*Task directions*: Scan the data beneath this task and copy each line that includes "name".

*Figure dataset records*:
════════

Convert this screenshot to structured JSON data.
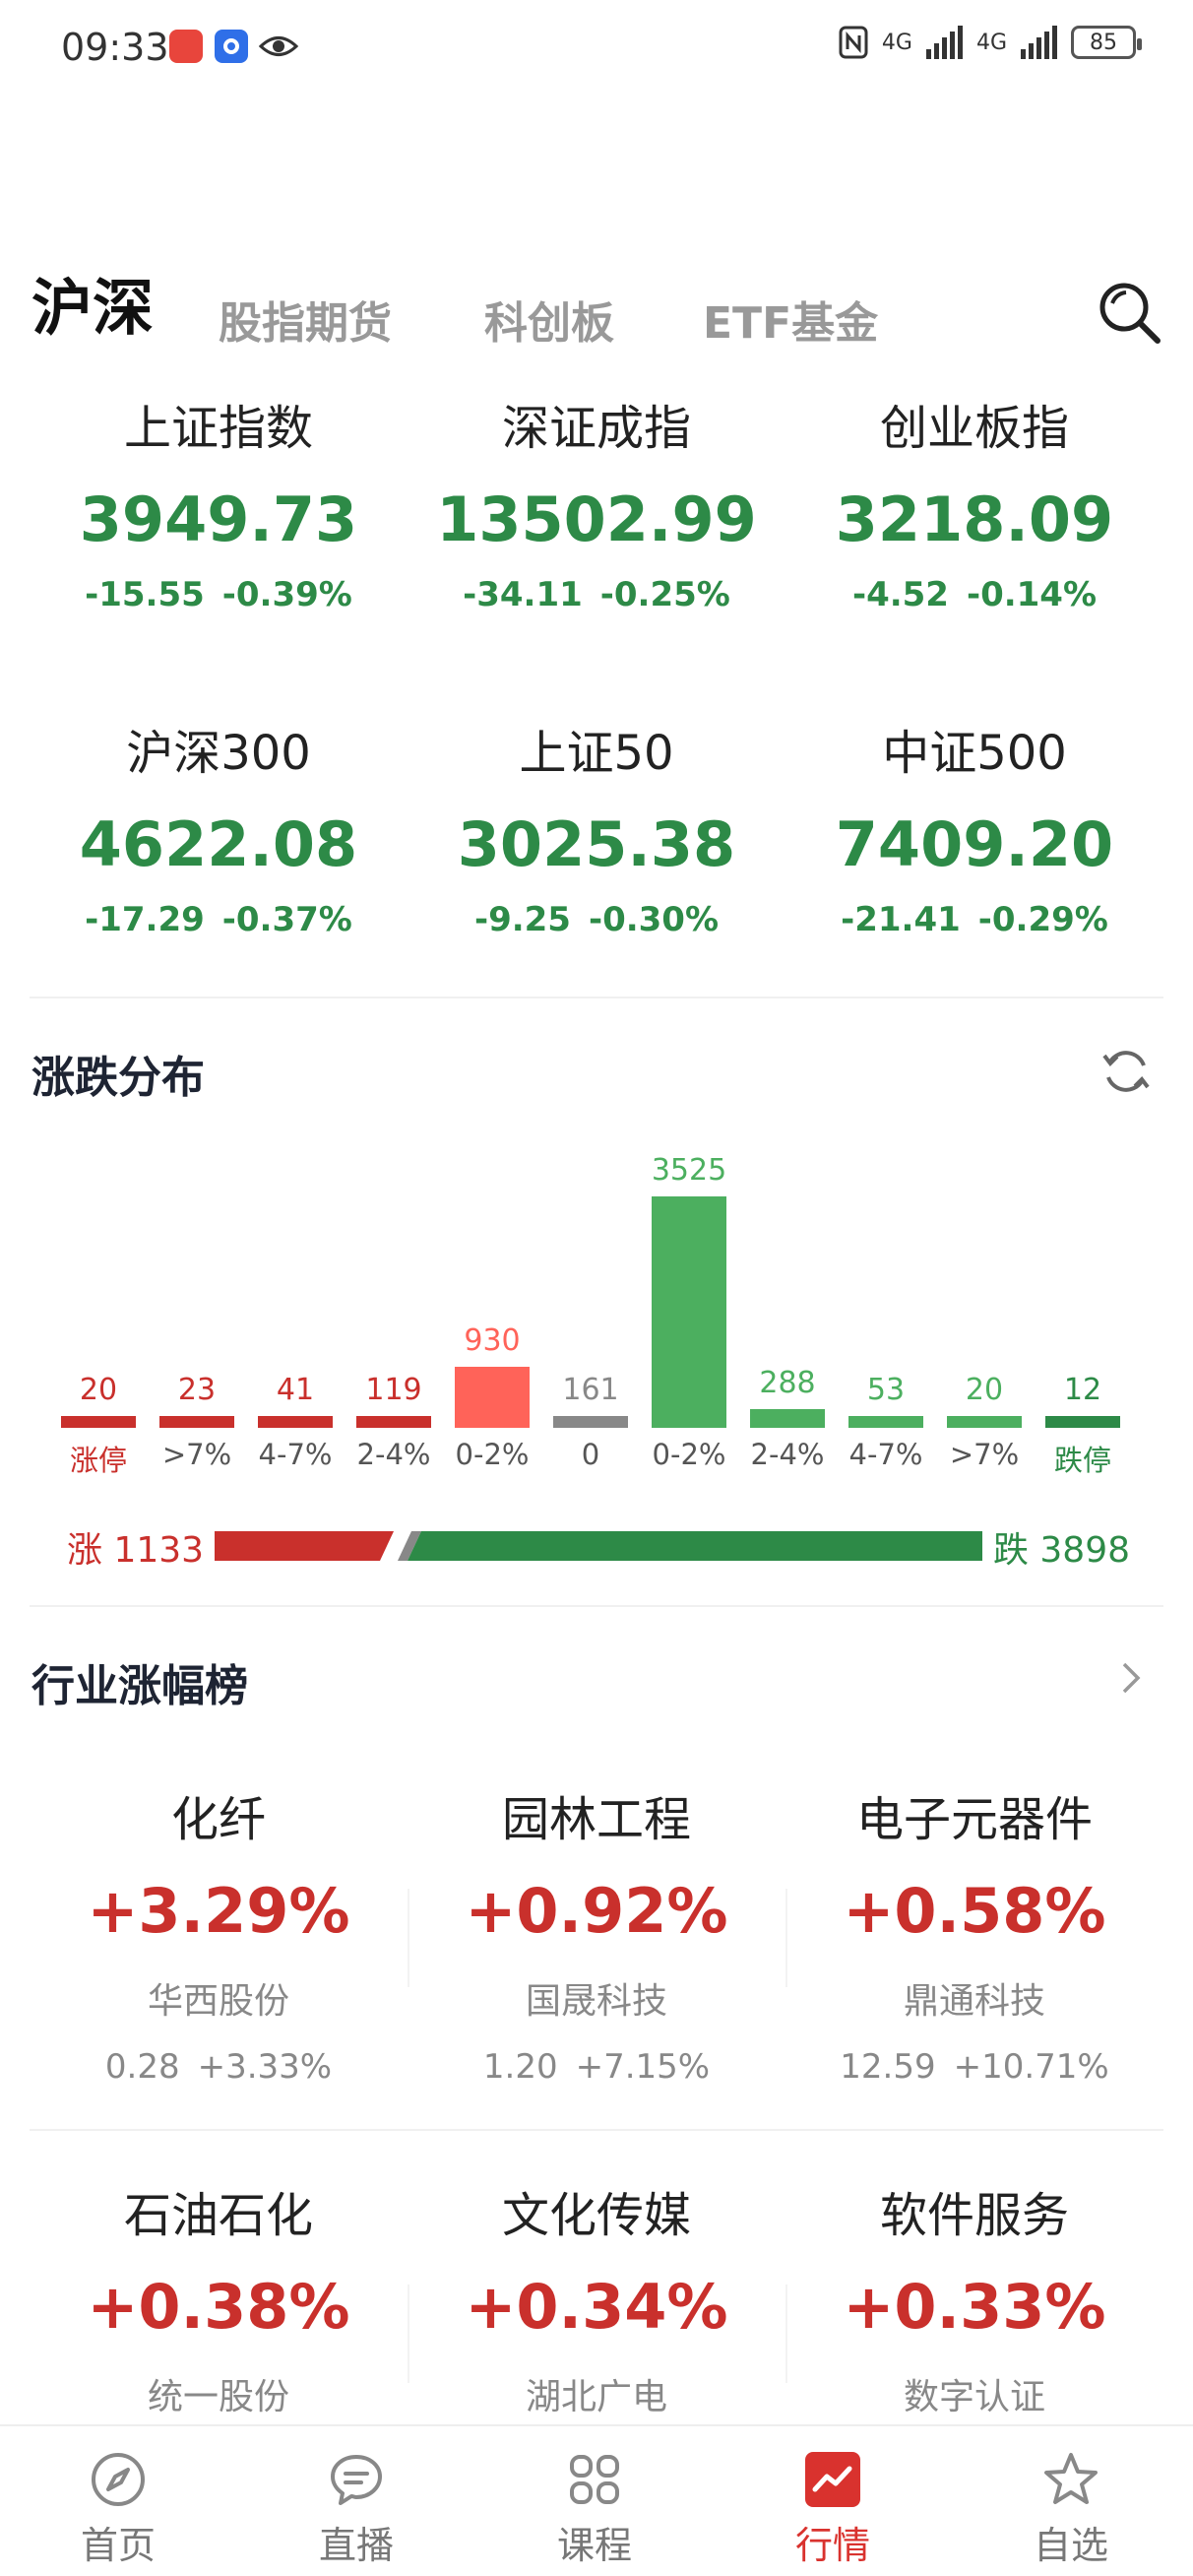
{
  "status_bar": {
    "time": "09:33",
    "network1": "4G",
    "network2": "4G",
    "battery": "85",
    "icons": [
      "app-red-icon",
      "app-blue-icon",
      "eye-icon",
      "nfc-icon",
      "signal-icon",
      "signal-icon",
      "battery-icon"
    ]
  },
  "tabs": [
    {
      "label": "沪深",
      "active": true
    },
    {
      "label": "股指期货",
      "active": false
    },
    {
      "label": "科创板",
      "active": false
    },
    {
      "label": "ETF基金",
      "active": false
    }
  ],
  "indices": [
    {
      "name": "上证指数",
      "value": "3949.73",
      "change": "-15.55",
      "pct": "-0.39%"
    },
    {
      "name": "深证成指",
      "value": "13502.99",
      "change": "-34.11",
      "pct": "-0.25%"
    },
    {
      "name": "创业板指",
      "value": "3218.09",
      "change": "-4.52",
      "pct": "-0.14%"
    },
    {
      "name": "沪深300",
      "value": "4622.08",
      "change": "-17.29",
      "pct": "-0.37%"
    },
    {
      "name": "上证50",
      "value": "3025.38",
      "change": "-9.25",
      "pct": "-0.30%"
    },
    {
      "name": "中证500",
      "value": "7409.20",
      "change": "-21.41",
      "pct": "-0.29%"
    }
  ],
  "distribution": {
    "title": "涨跌分布",
    "up_label": "涨 1133",
    "down_label": "跌 3898",
    "up_count": 1133,
    "down_count": 3898,
    "colors": {
      "up_dark": "#c9302c",
      "up_light": "#ff6359",
      "flat": "#888888",
      "down_light": "#4caf5f",
      "down_dark": "#2d8a47"
    },
    "bars": [
      {
        "label": "涨停",
        "value": 20,
        "tone": "up_dark"
      },
      {
        "label": ">7%",
        "value": 23,
        "tone": "up_dark"
      },
      {
        "label": "4-7%",
        "value": 41,
        "tone": "up_dark"
      },
      {
        "label": "2-4%",
        "value": 119,
        "tone": "up_dark"
      },
      {
        "label": "0-2%",
        "value": 930,
        "tone": "up_light"
      },
      {
        "label": "0",
        "value": 161,
        "tone": "flat"
      },
      {
        "label": "0-2%",
        "value": 3525,
        "tone": "down_light"
      },
      {
        "label": "2-4%",
        "value": 288,
        "tone": "down_light"
      },
      {
        "label": "4-7%",
        "value": 53,
        "tone": "down_light"
      },
      {
        "label": ">7%",
        "value": 20,
        "tone": "down_light"
      },
      {
        "label": "跌停",
        "value": 12,
        "tone": "down_dark"
      }
    ]
  },
  "industry": {
    "title": "行业涨幅榜",
    "items": [
      {
        "name": "化纤",
        "pct": "+3.29%",
        "stock": "华西股份",
        "price": "0.28",
        "stock_pct": "+3.33%"
      },
      {
        "name": "园林工程",
        "pct": "+0.92%",
        "stock": "国晟科技",
        "price": "1.20",
        "stock_pct": "+7.15%"
      },
      {
        "name": "电子元器件",
        "pct": "+0.58%",
        "stock": "鼎通科技",
        "price": "12.59",
        "stock_pct": "+10.71%"
      },
      {
        "name": "石油石化",
        "pct": "+0.38%",
        "stock": "统一股份",
        "price": "",
        "stock_pct": ""
      },
      {
        "name": "文化传媒",
        "pct": "+0.34%",
        "stock": "湖北广电",
        "price": "",
        "stock_pct": ""
      },
      {
        "name": "软件服务",
        "pct": "+0.33%",
        "stock": "数字认证",
        "price": "",
        "stock_pct": ""
      }
    ]
  },
  "bottom_nav": [
    {
      "label": "首页",
      "icon": "compass-icon",
      "active": false
    },
    {
      "label": "直播",
      "icon": "chat-icon",
      "active": false
    },
    {
      "label": "课程",
      "icon": "grid-icon",
      "active": false
    },
    {
      "label": "行情",
      "icon": "chart-icon",
      "active": true
    },
    {
      "label": "自选",
      "icon": "star-icon",
      "active": false
    }
  ]
}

════════

*Output*:
      "name": "上证指数",
      "name": "深证成指",
      "name": "创业板指",
      "name": "沪深300",
      "name": "上证50",
      "name": "中证500",
        "name": "化纤",
        "name": "园林工程",
        "name": "电子元器件",
        "name": "石油石化",
        "name": "文化传媒",
        "name": "软件服务",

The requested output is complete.